> [WHAT IS BEING ASKED]
Go through the listing below and gather every line with the word "只招英语考生".

────────

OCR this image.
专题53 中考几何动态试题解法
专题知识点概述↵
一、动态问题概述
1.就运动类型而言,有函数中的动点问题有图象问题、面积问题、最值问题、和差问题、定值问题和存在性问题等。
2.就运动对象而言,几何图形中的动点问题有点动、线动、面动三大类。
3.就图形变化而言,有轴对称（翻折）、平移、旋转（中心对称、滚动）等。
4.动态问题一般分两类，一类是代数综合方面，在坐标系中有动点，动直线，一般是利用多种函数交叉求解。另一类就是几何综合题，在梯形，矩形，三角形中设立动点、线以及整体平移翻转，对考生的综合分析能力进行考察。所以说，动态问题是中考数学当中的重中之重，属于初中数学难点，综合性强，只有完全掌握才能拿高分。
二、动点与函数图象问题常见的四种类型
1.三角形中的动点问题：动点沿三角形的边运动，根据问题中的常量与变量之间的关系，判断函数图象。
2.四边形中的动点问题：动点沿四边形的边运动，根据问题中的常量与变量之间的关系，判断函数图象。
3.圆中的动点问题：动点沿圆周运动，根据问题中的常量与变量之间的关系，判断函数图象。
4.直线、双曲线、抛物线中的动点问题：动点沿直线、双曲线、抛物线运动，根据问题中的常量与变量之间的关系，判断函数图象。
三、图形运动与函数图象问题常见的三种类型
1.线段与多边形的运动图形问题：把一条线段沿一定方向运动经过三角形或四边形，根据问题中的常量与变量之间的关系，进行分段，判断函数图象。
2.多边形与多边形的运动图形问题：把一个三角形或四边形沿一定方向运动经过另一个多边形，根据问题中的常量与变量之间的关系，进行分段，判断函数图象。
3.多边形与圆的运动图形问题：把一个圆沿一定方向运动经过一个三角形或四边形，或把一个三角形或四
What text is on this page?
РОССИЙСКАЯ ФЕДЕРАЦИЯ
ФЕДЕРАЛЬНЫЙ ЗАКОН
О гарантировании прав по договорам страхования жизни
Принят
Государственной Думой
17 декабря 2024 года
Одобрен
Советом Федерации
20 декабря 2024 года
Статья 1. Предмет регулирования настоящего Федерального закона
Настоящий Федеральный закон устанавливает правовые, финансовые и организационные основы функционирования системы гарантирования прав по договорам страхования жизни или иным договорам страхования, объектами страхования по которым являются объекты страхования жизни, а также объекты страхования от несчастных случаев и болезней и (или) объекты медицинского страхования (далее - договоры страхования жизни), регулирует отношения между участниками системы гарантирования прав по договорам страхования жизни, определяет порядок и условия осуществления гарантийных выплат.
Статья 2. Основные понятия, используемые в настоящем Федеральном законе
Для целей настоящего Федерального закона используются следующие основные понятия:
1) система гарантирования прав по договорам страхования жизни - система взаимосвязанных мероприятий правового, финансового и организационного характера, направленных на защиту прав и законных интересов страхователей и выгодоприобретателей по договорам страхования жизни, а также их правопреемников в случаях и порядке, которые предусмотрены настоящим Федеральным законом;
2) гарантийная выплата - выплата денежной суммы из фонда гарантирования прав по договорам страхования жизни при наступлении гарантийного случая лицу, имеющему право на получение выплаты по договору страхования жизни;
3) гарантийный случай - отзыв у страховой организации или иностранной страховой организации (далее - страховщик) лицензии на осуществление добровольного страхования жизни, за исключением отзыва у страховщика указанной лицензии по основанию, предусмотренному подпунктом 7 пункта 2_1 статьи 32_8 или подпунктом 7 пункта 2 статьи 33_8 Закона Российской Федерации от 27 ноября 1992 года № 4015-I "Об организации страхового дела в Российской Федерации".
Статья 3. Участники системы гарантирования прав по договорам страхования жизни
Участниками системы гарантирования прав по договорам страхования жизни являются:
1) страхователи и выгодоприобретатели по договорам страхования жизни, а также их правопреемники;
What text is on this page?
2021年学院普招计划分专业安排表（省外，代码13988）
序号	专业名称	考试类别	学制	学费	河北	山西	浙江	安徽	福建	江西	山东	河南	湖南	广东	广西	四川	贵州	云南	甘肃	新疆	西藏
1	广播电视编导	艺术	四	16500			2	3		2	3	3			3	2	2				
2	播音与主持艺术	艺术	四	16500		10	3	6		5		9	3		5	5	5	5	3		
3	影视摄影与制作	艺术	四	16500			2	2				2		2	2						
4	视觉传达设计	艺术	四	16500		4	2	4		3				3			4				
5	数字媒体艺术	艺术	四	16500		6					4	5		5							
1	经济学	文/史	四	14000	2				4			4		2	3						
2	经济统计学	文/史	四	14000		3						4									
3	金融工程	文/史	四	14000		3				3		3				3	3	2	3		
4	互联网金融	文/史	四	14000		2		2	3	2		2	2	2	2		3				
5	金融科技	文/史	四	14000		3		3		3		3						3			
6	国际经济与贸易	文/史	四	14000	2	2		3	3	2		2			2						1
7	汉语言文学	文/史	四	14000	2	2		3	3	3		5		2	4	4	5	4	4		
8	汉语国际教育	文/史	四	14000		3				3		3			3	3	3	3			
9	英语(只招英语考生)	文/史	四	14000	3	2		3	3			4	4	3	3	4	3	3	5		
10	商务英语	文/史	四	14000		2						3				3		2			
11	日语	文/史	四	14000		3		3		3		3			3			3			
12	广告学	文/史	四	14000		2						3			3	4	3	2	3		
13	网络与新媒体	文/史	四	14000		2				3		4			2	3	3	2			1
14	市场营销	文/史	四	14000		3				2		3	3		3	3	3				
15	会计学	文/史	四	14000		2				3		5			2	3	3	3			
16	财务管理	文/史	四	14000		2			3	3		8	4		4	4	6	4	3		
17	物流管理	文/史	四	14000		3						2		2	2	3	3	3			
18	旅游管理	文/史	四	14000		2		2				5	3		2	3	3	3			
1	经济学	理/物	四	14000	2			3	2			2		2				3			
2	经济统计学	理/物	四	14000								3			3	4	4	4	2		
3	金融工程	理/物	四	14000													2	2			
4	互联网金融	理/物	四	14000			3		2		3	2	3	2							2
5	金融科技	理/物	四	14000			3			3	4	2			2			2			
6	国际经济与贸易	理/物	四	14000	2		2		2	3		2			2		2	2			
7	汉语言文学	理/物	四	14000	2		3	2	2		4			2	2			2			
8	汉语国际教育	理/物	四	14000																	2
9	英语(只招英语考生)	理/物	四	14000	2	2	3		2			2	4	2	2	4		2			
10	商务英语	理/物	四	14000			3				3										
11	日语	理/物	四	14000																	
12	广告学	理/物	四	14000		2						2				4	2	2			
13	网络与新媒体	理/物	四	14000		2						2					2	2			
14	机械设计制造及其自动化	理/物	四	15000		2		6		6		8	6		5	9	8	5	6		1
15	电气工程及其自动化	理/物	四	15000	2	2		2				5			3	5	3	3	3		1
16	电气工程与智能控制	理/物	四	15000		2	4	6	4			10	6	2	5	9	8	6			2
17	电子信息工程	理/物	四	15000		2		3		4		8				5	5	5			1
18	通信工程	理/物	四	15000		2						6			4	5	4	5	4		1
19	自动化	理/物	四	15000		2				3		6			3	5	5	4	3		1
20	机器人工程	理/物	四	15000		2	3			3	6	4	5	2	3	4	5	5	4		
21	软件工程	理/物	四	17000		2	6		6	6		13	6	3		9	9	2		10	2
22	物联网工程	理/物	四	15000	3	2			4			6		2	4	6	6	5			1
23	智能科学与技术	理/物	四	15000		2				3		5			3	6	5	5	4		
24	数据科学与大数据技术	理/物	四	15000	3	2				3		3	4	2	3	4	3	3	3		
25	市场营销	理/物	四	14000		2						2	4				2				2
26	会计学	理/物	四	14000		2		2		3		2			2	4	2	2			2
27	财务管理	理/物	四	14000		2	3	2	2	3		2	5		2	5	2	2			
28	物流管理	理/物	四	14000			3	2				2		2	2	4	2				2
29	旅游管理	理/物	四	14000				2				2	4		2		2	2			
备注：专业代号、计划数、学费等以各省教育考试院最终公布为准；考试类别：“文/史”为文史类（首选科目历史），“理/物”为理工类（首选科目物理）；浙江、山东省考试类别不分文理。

────────

> [RESULT OF THE TASK]
9	英语(只招英语考生)	文/史	四	14000	3	2		3	3			4	4	3	3	4	3	3	5		
9	英语(只招英语考生)	理/物	四	14000	2	2	3		2			2	4	2	2	4		2			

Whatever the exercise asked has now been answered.